→ Data shown

:::

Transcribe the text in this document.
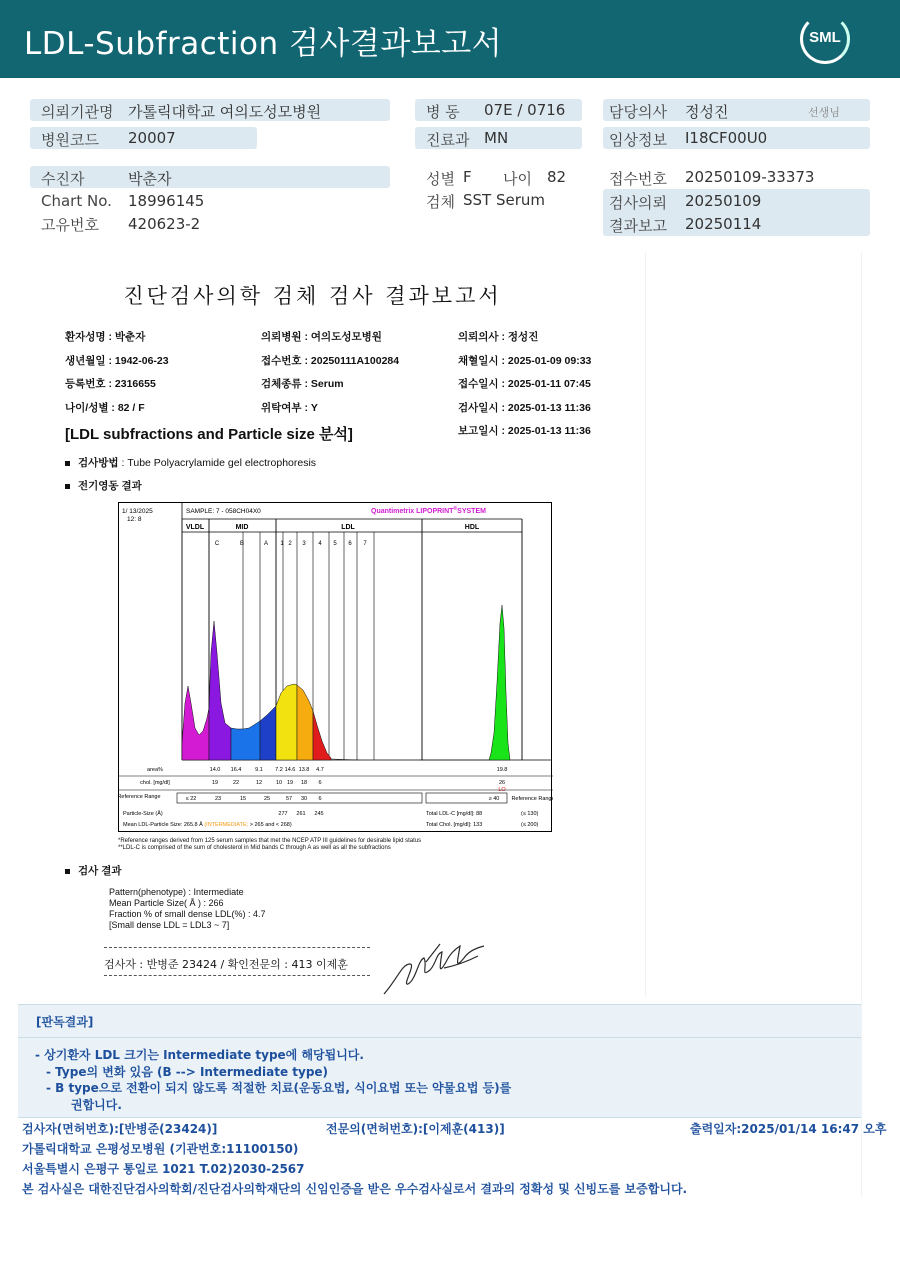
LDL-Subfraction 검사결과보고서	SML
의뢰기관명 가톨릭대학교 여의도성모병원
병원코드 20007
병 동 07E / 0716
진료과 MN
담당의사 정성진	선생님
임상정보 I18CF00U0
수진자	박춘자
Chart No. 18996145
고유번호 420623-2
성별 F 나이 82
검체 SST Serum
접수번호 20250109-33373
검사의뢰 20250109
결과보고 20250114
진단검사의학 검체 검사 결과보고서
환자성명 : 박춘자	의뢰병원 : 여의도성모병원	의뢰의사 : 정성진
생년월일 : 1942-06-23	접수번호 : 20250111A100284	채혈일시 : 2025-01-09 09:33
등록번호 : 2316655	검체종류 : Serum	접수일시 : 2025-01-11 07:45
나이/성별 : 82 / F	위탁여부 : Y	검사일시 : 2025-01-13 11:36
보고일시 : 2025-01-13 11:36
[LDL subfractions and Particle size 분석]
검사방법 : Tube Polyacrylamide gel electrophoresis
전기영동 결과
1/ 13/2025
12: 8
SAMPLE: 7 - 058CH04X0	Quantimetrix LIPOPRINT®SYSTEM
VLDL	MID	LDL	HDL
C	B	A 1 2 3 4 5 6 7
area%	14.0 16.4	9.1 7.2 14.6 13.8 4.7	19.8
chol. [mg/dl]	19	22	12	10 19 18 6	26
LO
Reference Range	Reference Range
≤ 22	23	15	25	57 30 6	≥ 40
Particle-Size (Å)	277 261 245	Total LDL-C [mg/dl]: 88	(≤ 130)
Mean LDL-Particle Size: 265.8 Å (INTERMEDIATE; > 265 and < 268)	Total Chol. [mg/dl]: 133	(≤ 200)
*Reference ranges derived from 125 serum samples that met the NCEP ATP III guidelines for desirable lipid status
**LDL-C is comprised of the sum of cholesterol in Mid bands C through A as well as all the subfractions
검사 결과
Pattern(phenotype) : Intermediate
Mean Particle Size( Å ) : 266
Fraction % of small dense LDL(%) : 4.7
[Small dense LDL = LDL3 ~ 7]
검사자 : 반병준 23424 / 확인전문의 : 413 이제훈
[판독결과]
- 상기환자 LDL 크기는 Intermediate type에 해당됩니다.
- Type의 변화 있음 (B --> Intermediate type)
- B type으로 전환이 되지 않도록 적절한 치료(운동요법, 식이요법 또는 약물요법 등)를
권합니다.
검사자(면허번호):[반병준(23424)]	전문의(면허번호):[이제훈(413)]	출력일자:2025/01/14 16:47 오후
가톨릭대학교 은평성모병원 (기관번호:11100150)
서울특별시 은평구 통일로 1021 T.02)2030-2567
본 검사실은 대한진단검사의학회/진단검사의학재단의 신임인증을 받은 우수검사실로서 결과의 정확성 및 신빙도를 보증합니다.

:::

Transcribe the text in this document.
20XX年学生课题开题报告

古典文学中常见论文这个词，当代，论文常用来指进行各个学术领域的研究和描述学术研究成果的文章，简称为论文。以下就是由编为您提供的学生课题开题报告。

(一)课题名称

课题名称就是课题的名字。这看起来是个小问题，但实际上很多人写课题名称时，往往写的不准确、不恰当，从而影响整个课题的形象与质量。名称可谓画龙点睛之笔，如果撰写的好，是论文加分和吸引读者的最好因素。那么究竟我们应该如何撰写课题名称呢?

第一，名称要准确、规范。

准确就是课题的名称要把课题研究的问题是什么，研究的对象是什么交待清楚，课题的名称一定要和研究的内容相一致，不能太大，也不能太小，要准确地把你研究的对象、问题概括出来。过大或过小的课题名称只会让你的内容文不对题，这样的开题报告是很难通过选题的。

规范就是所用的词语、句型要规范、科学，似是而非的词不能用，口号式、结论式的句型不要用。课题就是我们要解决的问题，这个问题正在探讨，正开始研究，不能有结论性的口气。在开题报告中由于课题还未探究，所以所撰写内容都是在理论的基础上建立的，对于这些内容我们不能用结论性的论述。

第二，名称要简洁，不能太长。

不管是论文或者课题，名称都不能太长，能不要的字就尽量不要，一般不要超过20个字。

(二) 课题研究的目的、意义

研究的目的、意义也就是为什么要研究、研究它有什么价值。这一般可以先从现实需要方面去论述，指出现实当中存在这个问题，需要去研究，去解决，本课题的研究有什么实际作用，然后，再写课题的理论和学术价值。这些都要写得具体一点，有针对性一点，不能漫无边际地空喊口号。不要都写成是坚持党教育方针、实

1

:::

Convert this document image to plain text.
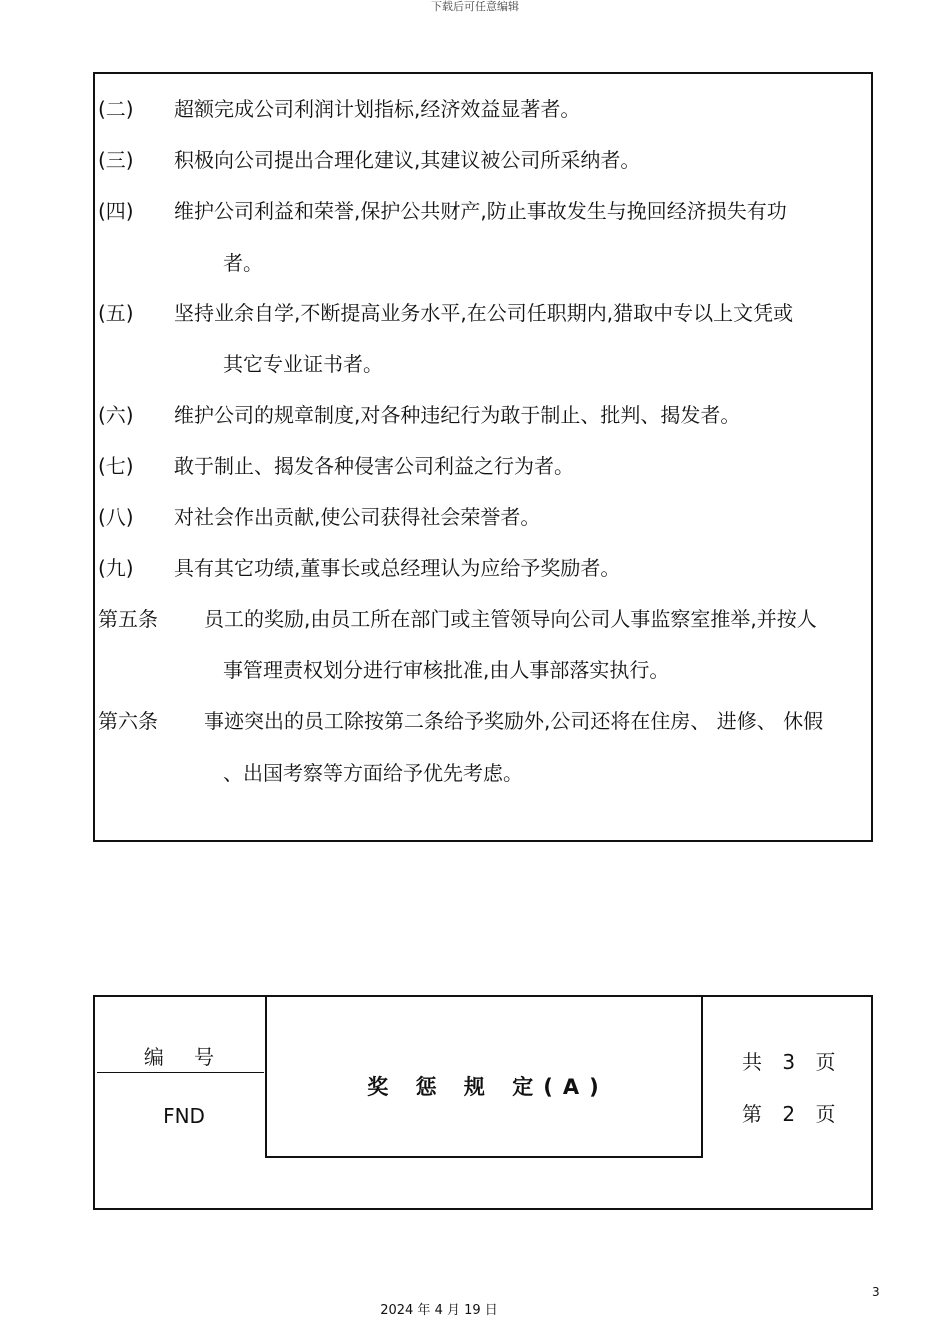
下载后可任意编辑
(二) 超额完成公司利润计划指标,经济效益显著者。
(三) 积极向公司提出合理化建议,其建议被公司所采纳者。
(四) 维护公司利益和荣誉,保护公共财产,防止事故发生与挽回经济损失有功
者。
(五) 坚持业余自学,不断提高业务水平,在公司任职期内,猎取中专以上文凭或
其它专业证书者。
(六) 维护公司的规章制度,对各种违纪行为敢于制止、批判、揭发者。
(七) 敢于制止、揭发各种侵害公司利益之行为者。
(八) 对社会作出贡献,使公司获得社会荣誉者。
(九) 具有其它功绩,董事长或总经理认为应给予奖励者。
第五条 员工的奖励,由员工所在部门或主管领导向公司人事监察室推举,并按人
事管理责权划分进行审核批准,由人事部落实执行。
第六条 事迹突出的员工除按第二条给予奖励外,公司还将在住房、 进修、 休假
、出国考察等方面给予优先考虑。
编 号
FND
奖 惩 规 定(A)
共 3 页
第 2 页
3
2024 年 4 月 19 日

:::

→ What is required
Extract all lines from the material above that include the word "Total".

→ Right answer
Particle-Size (Å)	277 261 245	Total LDL-C [mg/dl]: 88	(≤ 130)
Mean LDL-Particle Size: 265.8 Å (INTERMEDIATE; > 265 and < 268)	Total Chol. [mg/dl]: 133	(≤ 200)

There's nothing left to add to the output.